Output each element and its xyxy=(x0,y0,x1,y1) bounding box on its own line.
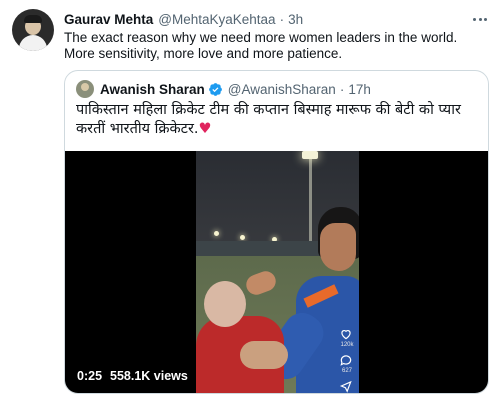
player-face xyxy=(320,223,356,271)
stadium-light xyxy=(240,235,245,240)
quoted-author-handle[interactable]: @AwanishSharan xyxy=(228,82,336,97)
author-avatar[interactable] xyxy=(12,9,54,51)
separator-dot: · xyxy=(279,11,285,27)
video-elapsed-time: 0:25 xyxy=(77,369,103,383)
quoted-tweet-text: पाकिस्तान महिला क्रिकेट टीम की कप्तान बि… xyxy=(76,101,481,139)
avatar-hair-shape xyxy=(24,15,42,23)
video-view-count: 558.1K views xyxy=(110,369,188,383)
tweet-header: Gaurav Mehta @MehtaKyaKehtaa · 3h xyxy=(64,10,303,28)
separator-dot: · xyxy=(339,81,345,97)
share-icon[interactable] xyxy=(339,379,353,393)
tweet[interactable]: Gaurav Mehta @MehtaKyaKehtaa · 3h The ex… xyxy=(0,0,502,400)
more-icon[interactable] xyxy=(470,9,490,29)
author-handle[interactable]: @MehtaKyaKehtaa xyxy=(158,12,275,27)
quoted-author-avatar[interactable] xyxy=(76,80,94,98)
like-icon[interactable] xyxy=(339,327,353,341)
comment-icon[interactable] xyxy=(339,353,353,367)
video-frame xyxy=(196,151,359,393)
quoted-tweet[interactable]: Awanish Sharan @AwanishSharan · 17h पाकि… xyxy=(64,70,489,394)
quoted-author-name[interactable]: Awanish Sharan xyxy=(100,82,205,97)
verified-badge-icon xyxy=(208,82,223,97)
video-player[interactable]: 120k 627 0:25 558.1K views xyxy=(65,151,488,393)
comment-count: 627 xyxy=(341,368,352,374)
like-count: 120k xyxy=(340,342,354,348)
floodlight xyxy=(302,151,318,159)
floodlight-pole xyxy=(309,153,312,253)
baby-head xyxy=(204,281,246,327)
avatar-body-shape xyxy=(19,35,47,51)
stadium-light xyxy=(214,231,219,236)
tweet-time[interactable]: 3h xyxy=(288,12,303,27)
heart-emoji: ♥ xyxy=(198,121,212,137)
author-name[interactable]: Gaurav Mehta xyxy=(64,12,153,27)
quoted-tweet-header: Awanish Sharan @AwanishSharan · 17h xyxy=(76,80,371,98)
adult-hand xyxy=(240,341,288,369)
tweet-text: The exact reason why we need more women … xyxy=(64,30,458,61)
quoted-tweet-time[interactable]: 17h xyxy=(348,82,371,97)
video-side-actions xyxy=(339,327,353,393)
quoted-text-body: पाकिस्तान महिला क्रिकेट टीम की कप्तान बि… xyxy=(76,102,461,137)
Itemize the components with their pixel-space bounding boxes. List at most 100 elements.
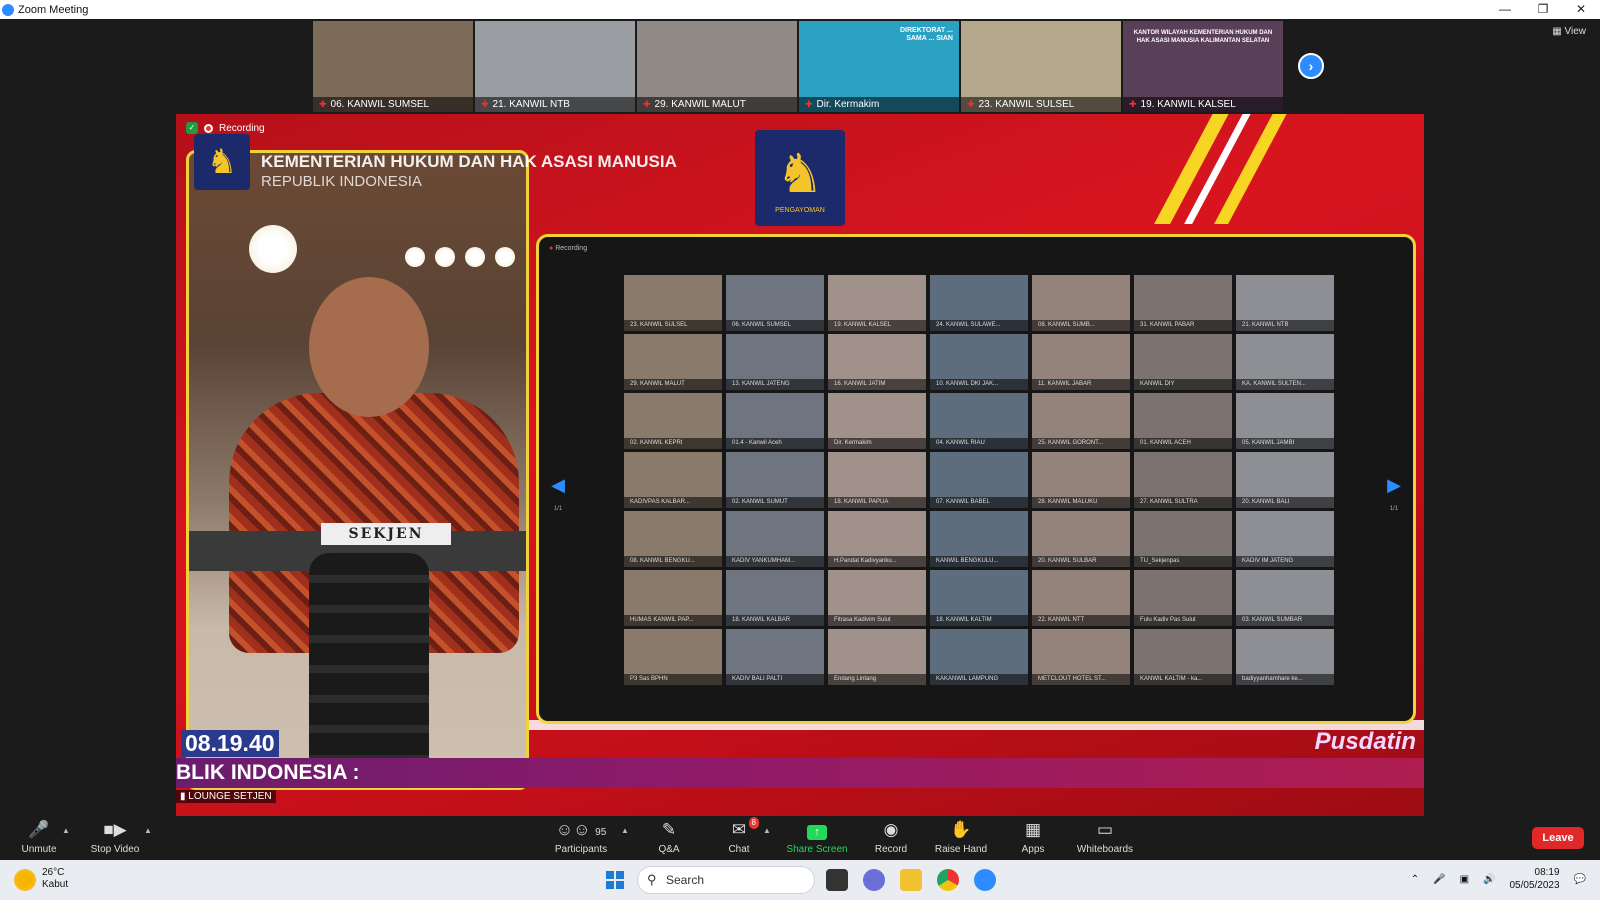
gallery-tile-label: Fulu Kadiv Pas Sulut [1134, 615, 1232, 626]
gallery-tile: KAKANWIL LAMPUNG [930, 629, 1028, 685]
leave-button[interactable]: Leave [1532, 827, 1584, 849]
gallery-tile: 20. KANWIL BALI [1236, 452, 1334, 508]
tray-overflow-icon[interactable]: ⌃ [1411, 874, 1419, 885]
restore-icon[interactable]: ❐ [1524, 0, 1562, 19]
taskbar-search[interactable]: ⚲ Search [637, 866, 815, 894]
record-button[interactable]: ◉ Record [874, 820, 908, 855]
thumb-label: ✚ Dir. Kermakim [799, 97, 959, 112]
apps-label: Apps [1021, 844, 1045, 855]
raise-hand-button[interactable]: ✋ Raise Hand [934, 820, 988, 855]
notifications-icon[interactable]: 💬 [1574, 874, 1586, 885]
stop-video-button[interactable]: ■▶ Stop Video [88, 820, 142, 855]
close-icon[interactable]: ✕ [1562, 0, 1600, 19]
gallery-tile-label: 05. KANWIL JAMBI [1236, 438, 1334, 449]
gallery-tile: 05. KANWIL JAMBI [1236, 393, 1334, 449]
video-thumb-3[interactable]: ✚ 29. KANWIL MALUT [637, 21, 797, 112]
video-thumbnail-strip: ✚ 06. KANWIL SUMSEL ✚ 21. KANWIL NTB ✚ 29. … [313, 21, 1283, 112]
qa-button[interactable]: ✎ Q&A [654, 820, 684, 855]
chrome-icon[interactable] [937, 869, 959, 891]
gallery-tile-label: 01.4 - Kanwil Aceh [726, 438, 824, 449]
gallery-tile-label: 25. KANWIL GORONT... [1032, 438, 1130, 449]
share-screen-icon: ↑ [786, 820, 848, 842]
video-thumb-4[interactable]: DIREKTORAT ... SAMA ... SIAN ✚ Dir. Kerma… [799, 21, 959, 112]
gallery-tile-label: 08. KANWIL SUMB... [1032, 320, 1130, 331]
file-explorer-icon[interactable] [900, 869, 922, 891]
next-page-icon[interactable]: › [1298, 53, 1324, 79]
apps-button[interactable]: ▦ Apps [1021, 820, 1045, 855]
lamp [495, 247, 515, 267]
task-view-icon[interactable] [826, 869, 848, 891]
thumb-overlay-text: DIREKTORAT ... SAMA ... SIAN [899, 27, 953, 42]
weather-widget[interactable]: 26°C Kabut [14, 867, 68, 891]
chat-icon: ✉ 8 [725, 817, 759, 842]
gallery-tile: 23. KANWIL SULSEL [624, 275, 722, 331]
gallery-tile-label: 13. KANWIL JATENG [726, 379, 824, 390]
video-thumb-1[interactable]: ✚ 06. KANWIL SUMSEL [313, 21, 473, 112]
gallery-tile-label: 19. KANWIL KALSEL [828, 320, 926, 331]
gallery-tile: 24. KANWIL SULAWE... [930, 275, 1028, 331]
gallery-tile: 19. KANWIL KALSEL [828, 275, 926, 331]
gallery-tile-label: 06. KANWIL SUMSEL [726, 320, 824, 331]
unmute-label: Unmute [21, 844, 57, 855]
meeting-toolbar: 🎤 Unmute ▲ ■▶ Stop Video ▲ ☺☺ 95 Partici… [0, 816, 1600, 860]
volume-icon[interactable]: 🔊 [1483, 874, 1495, 885]
chat-caret-icon[interactable]: ▲ [763, 826, 771, 835]
windows-start-icon[interactable] [606, 871, 624, 889]
mic-muted-icon: ✚ [319, 99, 327, 109]
gallery-tile-label: 08. KANWIL BENGKU... [624, 556, 722, 567]
whiteboards-button[interactable]: ▭ Whiteboards [1074, 820, 1136, 855]
apps-icon: ▦ [1024, 820, 1042, 839]
thumb-overlay-text: KANTOR WILAYAH KEMENTERIAN HUKUM DAN HAK… [1133, 30, 1273, 44]
gallery-tile-label: 16. KANWIL JATIM [828, 379, 926, 390]
participants-caret-icon[interactable]: ▲ [621, 826, 629, 835]
ministry-title-line2: REPUBLIK INDONESIA [261, 173, 422, 190]
shield-icon: ✓ [186, 122, 198, 134]
gallery-tile-label: Endang Lintang [828, 674, 926, 685]
chat-unread-badge: 8 [748, 817, 759, 829]
mic-muted-icon: ✚ [805, 99, 813, 109]
gallery-tile: HUMAS KANWIL PAP... [624, 570, 722, 626]
gallery-tile-label: TU_Sekjenpas [1134, 556, 1232, 567]
gallery-tile-label: KADIV IM JATENG [1236, 556, 1334, 567]
gallery-tile-label: 18. KANWIL KALBAR [726, 615, 824, 626]
recording-label: Recording [219, 122, 265, 134]
minimize-icon[interactable]: — [1486, 0, 1524, 19]
gallery-tile-label: 28. KANWIL MALUKU [1032, 497, 1130, 508]
gallery-tile: KADIV IM JATENG [1236, 511, 1334, 567]
participants-button[interactable]: ☺☺ 95 Participants [553, 820, 609, 855]
teams-chat-icon[interactable] [863, 869, 885, 891]
gallery-tile: 31. KANWIL PABAR [1134, 275, 1232, 331]
video-options-caret-icon[interactable]: ▲ [144, 826, 152, 835]
inner-zoom-gallery: ● Recording ◀ 1/1 ▶ 1/1 23. KANWIL SULSEL 0… [536, 234, 1416, 724]
gallery-tile: KA. KANWIL SULTEN... [1236, 334, 1334, 390]
participants-icon: ☺☺ 95 [555, 820, 607, 839]
clock[interactable]: 08:19 05/05/2023 [1509, 866, 1559, 892]
gallery-tile-label: HUMAS KANWIL PAP... [624, 615, 722, 626]
gallery-tile-label: H.Pandat Kadivyanku... [828, 556, 926, 567]
gallery-tile: TU_Sekjenpas [1134, 511, 1232, 567]
gallery-tile: 08. KANWIL SUMB... [1032, 275, 1130, 331]
gallery-tile-label: 24. KANWIL SULAWE... [930, 320, 1028, 331]
video-thumb-5[interactable]: ✚ 23. KANWIL SULSEL [961, 21, 1121, 112]
gallery-tile: 18. KANWIL PAPUA [828, 452, 926, 508]
chat-button[interactable]: ✉ 8 Chat [725, 817, 759, 855]
thumb-label: ✚ 29. KANWIL MALUT [637, 97, 797, 112]
gallery-tile-label: 04. KANWIL RIAU [930, 438, 1028, 449]
gallery-tile: Endang Lintang [828, 629, 926, 685]
video-thumb-2[interactable]: ✚ 21. KANWIL NTB [475, 21, 635, 112]
zoom-taskbar-icon[interactable] [974, 869, 996, 891]
network-icon[interactable]: ▣ [1460, 874, 1469, 885]
stop-video-label: Stop Video [90, 844, 140, 855]
gallery-tile: badiyyanhamhare ke... [1236, 629, 1334, 685]
gallery-tile-label: 23. KANWIL SULSEL [624, 320, 722, 331]
mic-muted-icon: ✚ [643, 99, 651, 109]
mic-muted-icon: ✚ [967, 99, 975, 109]
gallery-tile: Fitrasa Kadivim Sulut [828, 570, 926, 626]
video-thumb-6[interactable]: KANTOR WILAYAH KEMENTERIAN HUKUM DAN HAK… [1123, 21, 1283, 112]
view-button[interactable]: ▦ View [1552, 26, 1586, 37]
share-screen-button[interactable]: ↑ Share Screen [786, 820, 848, 855]
audio-options-caret-icon[interactable]: ▲ [62, 826, 70, 835]
gallery-tile: 11. KANWIL JABAR [1032, 334, 1130, 390]
microphone-icon[interactable]: 🎤 [1433, 874, 1445, 885]
unmute-button[interactable]: 🎤 Unmute [18, 820, 60, 855]
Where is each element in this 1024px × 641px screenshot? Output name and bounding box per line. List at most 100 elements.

EXERCISE PROMPT:
Tally the lines in the entries above that contain the string "shape", and reply with the number alone.

ANSWER TO THIS PROBLEM:
2